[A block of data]

>> START

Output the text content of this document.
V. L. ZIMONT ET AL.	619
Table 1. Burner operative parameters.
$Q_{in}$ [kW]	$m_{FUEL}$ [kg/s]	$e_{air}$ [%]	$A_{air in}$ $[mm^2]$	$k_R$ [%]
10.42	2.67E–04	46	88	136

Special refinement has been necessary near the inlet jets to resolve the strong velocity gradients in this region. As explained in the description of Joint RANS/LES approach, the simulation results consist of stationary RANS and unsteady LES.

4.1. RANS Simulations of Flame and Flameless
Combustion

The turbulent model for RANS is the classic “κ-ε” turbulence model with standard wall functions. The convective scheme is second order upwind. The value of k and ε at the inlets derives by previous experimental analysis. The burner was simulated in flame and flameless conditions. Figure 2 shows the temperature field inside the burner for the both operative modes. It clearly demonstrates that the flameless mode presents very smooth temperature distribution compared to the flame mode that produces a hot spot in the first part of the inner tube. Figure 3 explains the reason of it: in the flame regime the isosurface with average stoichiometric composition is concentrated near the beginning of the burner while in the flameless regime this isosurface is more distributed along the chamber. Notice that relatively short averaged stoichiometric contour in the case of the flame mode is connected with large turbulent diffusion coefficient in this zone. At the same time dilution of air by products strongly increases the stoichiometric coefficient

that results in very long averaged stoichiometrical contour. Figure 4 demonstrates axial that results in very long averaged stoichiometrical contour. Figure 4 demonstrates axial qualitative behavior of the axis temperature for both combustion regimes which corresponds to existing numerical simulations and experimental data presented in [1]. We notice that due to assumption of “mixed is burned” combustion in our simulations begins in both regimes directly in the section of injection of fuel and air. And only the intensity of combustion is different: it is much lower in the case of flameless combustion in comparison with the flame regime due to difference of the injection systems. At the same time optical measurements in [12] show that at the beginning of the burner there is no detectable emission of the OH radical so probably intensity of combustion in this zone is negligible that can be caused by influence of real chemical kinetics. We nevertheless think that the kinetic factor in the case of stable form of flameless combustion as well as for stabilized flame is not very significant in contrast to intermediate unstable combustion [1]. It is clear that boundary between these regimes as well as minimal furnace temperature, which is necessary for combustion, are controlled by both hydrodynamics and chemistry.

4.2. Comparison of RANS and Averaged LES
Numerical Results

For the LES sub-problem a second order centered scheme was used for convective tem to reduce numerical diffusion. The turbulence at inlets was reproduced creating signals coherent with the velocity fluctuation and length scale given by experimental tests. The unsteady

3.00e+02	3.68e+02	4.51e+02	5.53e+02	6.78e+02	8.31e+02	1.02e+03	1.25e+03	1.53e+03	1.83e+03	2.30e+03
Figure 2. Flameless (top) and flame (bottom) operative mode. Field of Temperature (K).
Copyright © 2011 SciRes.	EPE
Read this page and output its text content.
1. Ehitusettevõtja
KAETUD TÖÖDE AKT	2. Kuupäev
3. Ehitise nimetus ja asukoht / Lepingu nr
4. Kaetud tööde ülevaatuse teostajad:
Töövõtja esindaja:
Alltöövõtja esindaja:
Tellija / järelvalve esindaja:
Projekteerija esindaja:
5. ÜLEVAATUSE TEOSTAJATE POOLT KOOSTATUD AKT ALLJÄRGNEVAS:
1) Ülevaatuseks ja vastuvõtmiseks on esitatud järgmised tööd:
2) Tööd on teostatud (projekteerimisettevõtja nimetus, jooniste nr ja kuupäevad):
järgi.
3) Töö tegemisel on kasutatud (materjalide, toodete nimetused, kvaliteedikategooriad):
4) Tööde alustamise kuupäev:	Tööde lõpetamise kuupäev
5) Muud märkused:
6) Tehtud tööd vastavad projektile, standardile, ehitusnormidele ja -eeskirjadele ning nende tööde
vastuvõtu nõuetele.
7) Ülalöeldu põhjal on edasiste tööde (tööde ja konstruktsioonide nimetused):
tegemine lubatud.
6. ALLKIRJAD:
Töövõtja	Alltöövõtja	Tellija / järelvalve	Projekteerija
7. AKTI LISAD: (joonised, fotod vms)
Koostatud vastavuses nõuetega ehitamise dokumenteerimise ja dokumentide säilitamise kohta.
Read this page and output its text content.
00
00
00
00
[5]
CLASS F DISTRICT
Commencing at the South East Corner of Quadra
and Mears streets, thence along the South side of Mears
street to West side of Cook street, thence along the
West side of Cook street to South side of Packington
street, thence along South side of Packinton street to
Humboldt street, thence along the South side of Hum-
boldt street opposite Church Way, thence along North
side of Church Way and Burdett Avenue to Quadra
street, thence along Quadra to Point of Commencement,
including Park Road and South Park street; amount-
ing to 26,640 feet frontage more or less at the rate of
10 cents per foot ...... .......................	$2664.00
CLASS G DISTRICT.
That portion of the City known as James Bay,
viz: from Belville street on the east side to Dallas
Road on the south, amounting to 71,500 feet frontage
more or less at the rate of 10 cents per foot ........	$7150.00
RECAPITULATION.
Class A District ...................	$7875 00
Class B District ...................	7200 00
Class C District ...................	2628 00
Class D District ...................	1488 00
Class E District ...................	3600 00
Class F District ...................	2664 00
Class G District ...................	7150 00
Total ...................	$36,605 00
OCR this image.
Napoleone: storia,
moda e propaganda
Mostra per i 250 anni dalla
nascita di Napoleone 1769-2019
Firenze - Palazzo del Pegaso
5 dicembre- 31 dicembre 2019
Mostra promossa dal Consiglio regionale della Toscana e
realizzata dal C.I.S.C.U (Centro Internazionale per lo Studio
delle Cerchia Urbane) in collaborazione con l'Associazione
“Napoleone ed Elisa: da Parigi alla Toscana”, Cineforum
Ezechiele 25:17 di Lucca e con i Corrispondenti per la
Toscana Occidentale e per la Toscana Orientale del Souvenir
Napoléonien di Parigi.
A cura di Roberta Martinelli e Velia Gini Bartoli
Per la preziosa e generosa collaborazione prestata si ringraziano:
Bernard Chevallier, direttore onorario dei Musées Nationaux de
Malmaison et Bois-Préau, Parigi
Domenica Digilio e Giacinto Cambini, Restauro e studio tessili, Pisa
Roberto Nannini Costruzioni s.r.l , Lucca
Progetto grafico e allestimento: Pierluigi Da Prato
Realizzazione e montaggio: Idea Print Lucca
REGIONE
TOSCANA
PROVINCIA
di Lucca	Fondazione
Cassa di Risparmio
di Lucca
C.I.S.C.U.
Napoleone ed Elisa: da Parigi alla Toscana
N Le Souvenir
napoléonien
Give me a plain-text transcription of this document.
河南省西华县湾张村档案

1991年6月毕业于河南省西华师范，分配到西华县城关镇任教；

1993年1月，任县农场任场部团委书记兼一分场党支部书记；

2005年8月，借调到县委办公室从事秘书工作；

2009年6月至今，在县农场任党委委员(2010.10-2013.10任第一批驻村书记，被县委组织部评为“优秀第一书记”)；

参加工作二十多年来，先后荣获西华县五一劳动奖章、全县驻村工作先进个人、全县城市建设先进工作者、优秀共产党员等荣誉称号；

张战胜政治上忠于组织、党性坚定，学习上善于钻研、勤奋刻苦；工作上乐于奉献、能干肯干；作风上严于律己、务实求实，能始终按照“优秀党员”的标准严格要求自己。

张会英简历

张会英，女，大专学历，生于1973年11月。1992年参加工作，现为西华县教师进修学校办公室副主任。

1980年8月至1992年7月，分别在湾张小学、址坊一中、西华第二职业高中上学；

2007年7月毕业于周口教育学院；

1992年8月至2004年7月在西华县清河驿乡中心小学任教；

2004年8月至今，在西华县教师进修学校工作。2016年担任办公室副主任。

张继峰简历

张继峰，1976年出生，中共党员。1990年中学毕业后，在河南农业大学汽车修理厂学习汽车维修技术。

>> END

Task directions - Repeat the records above exactly as they appear.

Task solution -
Output the text content of this document.
V. L. ZIMONT ET AL.	619
Table 1. Burner operative parameters.
$Q_{in}$ [kW]	$m_{FUEL}$ [kg/s]	$e_{air}$ [%]	$A_{air in}$ $[mm^2]$	$k_R$ [%]
10.42	2.67E–04	46	88	136

Special refinement has been necessary near the inlet jets to resolve the strong velocity gradients in this region. As explained in the description of Joint RANS/LES approach, the simulation results consist of stationary RANS and unsteady LES.

4.1. RANS Simulations of Flame and Flameless
Combustion

The turbulent model for RANS is the classic “κ-ε” turbulence model with standard wall functions. The convective scheme is second order upwind. The value of k and ε at the inlets derives by previous experimental analysis. The burner was simulated in flame and flameless conditions. Figure 2 shows the temperature field inside the burner for the both operative modes. It clearly demonstrates that the flameless mode presents very smooth temperature distribution compared to the flame mode that produces a hot spot in the first part of the inner tube. Figure 3 explains the reason of it: in the flame regime the isosurface with average stoichiometric composition is concentrated near the beginning of the burner while in the flameless regime this isosurface is more distributed along the chamber. Notice that relatively short averaged stoichiometric contour in the case of the flame mode is connected with large turbulent diffusion coefficient in this zone. At the same time dilution of air by products strongly increases the stoichiometric coefficient

that results in very long averaged stoichiometrical contour. Figure 4 demonstrates axial that results in very long averaged stoichiometrical contour. Figure 4 demonstrates axial qualitative behavior of the axis temperature for both combustion regimes which corresponds to existing numerical simulations and experimental data presented in [1]. We notice that due to assumption of “mixed is burned” combustion in our simulations begins in both regimes directly in the section of injection of fuel and air. And only the intensity of combustion is different: it is much lower in the case of flameless combustion in comparison with the flame regime due to difference of the injection systems. At the same time optical measurements in [12] show that at the beginning of the burner there is no detectable emission of the OH radical so probably intensity of combustion in this zone is negligible that can be caused by influence of real chemical kinetics. We nevertheless think that the kinetic factor in the case of stable form of flameless combustion as well as for stabilized flame is not very significant in contrast to intermediate unstable combustion [1]. It is clear that boundary between these regimes as well as minimal furnace temperature, which is necessary for combustion, are controlled by both hydrodynamics and chemistry.

4.2. Comparison of RANS and Averaged LES
Numerical Results

For the LES sub-problem a second order centered scheme was used for convective tem to reduce numerical diffusion. The turbulence at inlets was reproduced creating signals coherent with the velocity fluctuation and length scale given by experimental tests. The unsteady

3.00e+02	3.68e+02	4.51e+02	5.53e+02	6.78e+02	8.31e+02	1.02e+03	1.25e+03	1.53e+03	1.83e+03	2.30e+03
Figure 2. Flameless (top) and flame (bottom) operative mode. Field of Temperature (K).
Copyright © 2011 SciRes.	EPE
Read this page and output its text content.
1. Ehitusettevõtja
KAETUD TÖÖDE AKT	2. Kuupäev
3. Ehitise nimetus ja asukoht / Lepingu nr
4. Kaetud tööde ülevaatuse teostajad:
Töövõtja esindaja:
Alltöövõtja esindaja:
Tellija / järelvalve esindaja:
Projekteerija esindaja:
5. ÜLEVAATUSE TEOSTAJATE POOLT KOOSTATUD AKT ALLJÄRGNEVAS:
1) Ülevaatuseks ja vastuvõtmiseks on esitatud järgmised tööd:
2) Tööd on teostatud (projekteerimisettevõtja nimetus, jooniste nr ja kuupäevad):
järgi.
3) Töö tegemisel on kasutatud (materjalide, toodete nimetused, kvaliteedikategooriad):
4) Tööde alustamise kuupäev:	Tööde lõpetamise kuupäev
5) Muud märkused:
6) Tehtud tööd vastavad projektile, standardile, ehitusnormidele ja -eeskirjadele ning nende tööde
vastuvõtu nõuetele.
7) Ülalöeldu põhjal on edasiste tööde (tööde ja konstruktsioonide nimetused):
tegemine lubatud.
6. ALLKIRJAD:
Töövõtja	Alltöövõtja	Tellija / järelvalve	Projekteerija
7. AKTI LISAD: (joonised, fotod vms)
Koostatud vastavuses nõuetega ehitamise dokumenteerimise ja dokumentide säilitamise kohta.
Read this page and output its text content.
00
00
00
00
[5]
CLASS F DISTRICT
Commencing at the South East Corner of Quadra
and Mears streets, thence along the South side of Mears
street to West side of Cook street, thence along the
West side of Cook street to South side of Packington
street, thence along South side of Packinton street to
Humboldt street, thence along the South side of Hum-
boldt street opposite Church Way, thence along North
side of Church Way and Burdett Avenue to Quadra
street, thence along Quadra to Point of Commencement,
including Park Road and South Park street; amount-
ing to 26,640 feet frontage more or less at the rate of
10 cents per foot ...... .......................	$2664.00
CLASS G DISTRICT.
That portion of the City known as James Bay,
viz: from Belville street on the east side to Dallas
Road on the south, amounting to 71,500 feet frontage
more or less at the rate of 10 cents per foot ........	$7150.00
RECAPITULATION.
Class A District ...................	$7875 00
Class B District ...................	7200 00
Class C District ...................	2628 00
Class D District ...................	1488 00
Class E District ...................	3600 00
Class F District ...................	2664 00
Class G District ...................	7150 00
Total ...................	$36,605 00
OCR this image.
Napoleone: storia,
moda e propaganda
Mostra per i 250 anni dalla
nascita di Napoleone 1769-2019
Firenze - Palazzo del Pegaso
5 dicembre- 31 dicembre 2019
Mostra promossa dal Consiglio regionale della Toscana e
realizzata dal C.I.S.C.U (Centro Internazionale per lo Studio
delle Cerchia Urbane) in collaborazione con l'Associazione
“Napoleone ed Elisa: da Parigi alla Toscana”, Cineforum
Ezechiele 25:17 di Lucca e con i Corrispondenti per la
Toscana Occidentale e per la Toscana Orientale del Souvenir
Napoléonien di Parigi.
A cura di Roberta Martinelli e Velia Gini Bartoli
Per la preziosa e generosa collaborazione prestata si ringraziano:
Bernard Chevallier, direttore onorario dei Musées Nationaux de
Malmaison et Bois-Préau, Parigi
Domenica Digilio e Giacinto Cambini, Restauro e studio tessili, Pisa
Roberto Nannini Costruzioni s.r.l , Lucca
Progetto grafico e allestimento: Pierluigi Da Prato
Realizzazione e montaggio: Idea Print Lucca
REGIONE
TOSCANA
PROVINCIA
di Lucca	Fondazione
Cassa di Risparmio
di Lucca
C.I.S.C.U.
Napoleone ed Elisa: da Parigi alla Toscana
N Le Souvenir
napoléonien
Give me a plain-text transcription of this document.
河南省西华县湾张村档案

1991年6月毕业于河南省西华师范，分配到西华县城关镇任教；

1993年1月，任县农场任场部团委书记兼一分场党支部书记；

2005年8月，借调到县委办公室从事秘书工作；

2009年6月至今，在县农场任党委委员(2010.10-2013.10任第一批驻村书记，被县委组织部评为“优秀第一书记”)；

参加工作二十多年来，先后荣获西华县五一劳动奖章、全县驻村工作先进个人、全县城市建设先进工作者、优秀共产党员等荣誉称号；

张战胜政治上忠于组织、党性坚定，学习上善于钻研、勤奋刻苦；工作上乐于奉献、能干肯干；作风上严于律己、务实求实，能始终按照“优秀党员”的标准严格要求自己。

张会英简历

张会英，女，大专学历，生于1973年11月。1992年参加工作，现为西华县教师进修学校办公室副主任。

1980年8月至1992年7月，分别在湾张小学、址坊一中、西华第二职业高中上学；

2007年7月毕业于周口教育学院；

1992年8月至2004年7月在西华县清河驿乡中心小学任教；

2004年8月至今，在西华县教师进修学校工作。2016年担任办公室副主任。

张继峰简历

张继峰，1976年出生，中共党员。1990年中学毕业后，在河南农业大学汽车修理厂学习汽车维修技术。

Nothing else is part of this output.